The problem: What follows are records. Restate all of them word for word.
########
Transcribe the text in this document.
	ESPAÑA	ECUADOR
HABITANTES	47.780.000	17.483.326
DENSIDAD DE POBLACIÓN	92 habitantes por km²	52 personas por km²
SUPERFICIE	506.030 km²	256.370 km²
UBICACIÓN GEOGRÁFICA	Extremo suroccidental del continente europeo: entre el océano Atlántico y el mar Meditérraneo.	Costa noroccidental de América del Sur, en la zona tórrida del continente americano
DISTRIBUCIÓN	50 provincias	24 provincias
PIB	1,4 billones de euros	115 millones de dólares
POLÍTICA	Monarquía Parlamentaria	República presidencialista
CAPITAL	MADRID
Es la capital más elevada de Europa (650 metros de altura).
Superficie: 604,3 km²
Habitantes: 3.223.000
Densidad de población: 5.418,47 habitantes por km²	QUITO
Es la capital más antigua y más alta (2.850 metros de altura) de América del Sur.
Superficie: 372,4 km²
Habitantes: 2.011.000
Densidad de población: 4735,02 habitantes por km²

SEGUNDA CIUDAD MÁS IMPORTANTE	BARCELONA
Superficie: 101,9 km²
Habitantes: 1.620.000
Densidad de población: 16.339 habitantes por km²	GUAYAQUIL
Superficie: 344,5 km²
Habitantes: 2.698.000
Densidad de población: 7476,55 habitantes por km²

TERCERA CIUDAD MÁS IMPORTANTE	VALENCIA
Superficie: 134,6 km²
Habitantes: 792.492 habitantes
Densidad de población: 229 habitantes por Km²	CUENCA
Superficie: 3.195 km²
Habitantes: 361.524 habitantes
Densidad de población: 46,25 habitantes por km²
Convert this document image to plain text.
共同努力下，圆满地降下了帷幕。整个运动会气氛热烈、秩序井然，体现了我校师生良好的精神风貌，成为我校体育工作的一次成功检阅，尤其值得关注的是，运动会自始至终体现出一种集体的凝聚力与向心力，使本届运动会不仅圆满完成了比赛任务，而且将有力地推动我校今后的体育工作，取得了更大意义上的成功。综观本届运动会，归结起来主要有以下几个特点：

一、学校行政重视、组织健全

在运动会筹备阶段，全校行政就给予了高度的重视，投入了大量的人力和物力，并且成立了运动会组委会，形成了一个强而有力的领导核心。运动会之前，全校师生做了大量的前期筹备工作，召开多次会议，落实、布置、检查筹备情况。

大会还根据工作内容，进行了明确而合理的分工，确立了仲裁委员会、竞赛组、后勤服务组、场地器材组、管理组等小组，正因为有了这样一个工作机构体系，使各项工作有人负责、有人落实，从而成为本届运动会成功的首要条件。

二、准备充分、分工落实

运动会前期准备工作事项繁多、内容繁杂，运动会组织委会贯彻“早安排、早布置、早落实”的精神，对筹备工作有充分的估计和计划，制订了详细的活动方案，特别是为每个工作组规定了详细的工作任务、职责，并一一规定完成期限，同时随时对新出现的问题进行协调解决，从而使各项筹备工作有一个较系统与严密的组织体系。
########
Response:
Transcribe the text in this document.
	ESPAÑA	ECUADOR
HABITANTES	47.780.000	17.483.326
DENSIDAD DE POBLACIÓN	92 habitantes por km²	52 personas por km²
SUPERFICIE	506.030 km²	256.370 km²
UBICACIÓN GEOGRÁFICA	Extremo suroccidental del continente europeo: entre el océano Atlántico y el mar Meditérraneo.	Costa noroccidental de América del Sur, en la zona tórrida del continente americano
DISTRIBUCIÓN	50 provincias	24 provincias
PIB	1,4 billones de euros	115 millones de dólares
POLÍTICA	Monarquía Parlamentaria	República presidencialista
CAPITAL	MADRID
Es la capital más elevada de Europa (650 metros de altura).
Superficie: 604,3 km²
Habitantes: 3.223.000
Densidad de población: 5.418,47 habitantes por km²	QUITO
Es la capital más antigua y más alta (2.850 metros de altura) de América del Sur.
Superficie: 372,4 km²
Habitantes: 2.011.000
Densidad de población: 4735,02 habitantes por km²

SEGUNDA CIUDAD MÁS IMPORTANTE	BARCELONA
Superficie: 101,9 km²
Habitantes: 1.620.000
Densidad de población: 16.339 habitantes por km²	GUAYAQUIL
Superficie: 344,5 km²
Habitantes: 2.698.000
Densidad de población: 7476,55 habitantes por km²

TERCERA CIUDAD MÁS IMPORTANTE	VALENCIA
Superficie: 134,6 km²
Habitantes: 792.492 habitantes
Densidad de población: 229 habitantes por Km²	CUENCA
Superficie: 3.195 km²
Habitantes: 361.524 habitantes
Densidad de población: 46,25 habitantes por km²
Convert this document image to plain text.
共同努力下，圆满地降下了帷幕。整个运动会气氛热烈、秩序井然，体现了我校师生良好的精神风貌，成为我校体育工作的一次成功检阅，尤其值得关注的是，运动会自始至终体现出一种集体的凝聚力与向心力，使本届运动会不仅圆满完成了比赛任务，而且将有力地推动我校今后的体育工作，取得了更大意义上的成功。综观本届运动会，归结起来主要有以下几个特点：

一、学校行政重视、组织健全

在运动会筹备阶段，全校行政就给予了高度的重视，投入了大量的人力和物力，并且成立了运动会组委会，形成了一个强而有力的领导核心。运动会之前，全校师生做了大量的前期筹备工作，召开多次会议，落实、布置、检查筹备情况。

大会还根据工作内容，进行了明确而合理的分工，确立了仲裁委员会、竞赛组、后勤服务组、场地器材组、管理组等小组，正因为有了这样一个工作机构体系，使各项工作有人负责、有人落实，从而成为本届运动会成功的首要条件。

二、准备充分、分工落实

运动会前期准备工作事项繁多、内容繁杂，运动会组织委会贯彻“早安排、早布置、早落实”的精神，对筹备工作有充分的估计和计划，制订了详细的活动方案，特别是为每个工作组规定了详细的工作任务、职责，并一一规定完成期限，同时随时对新出现的问题进行协调解决，从而使各项筹备工作有一个较系统与严密的组织体系。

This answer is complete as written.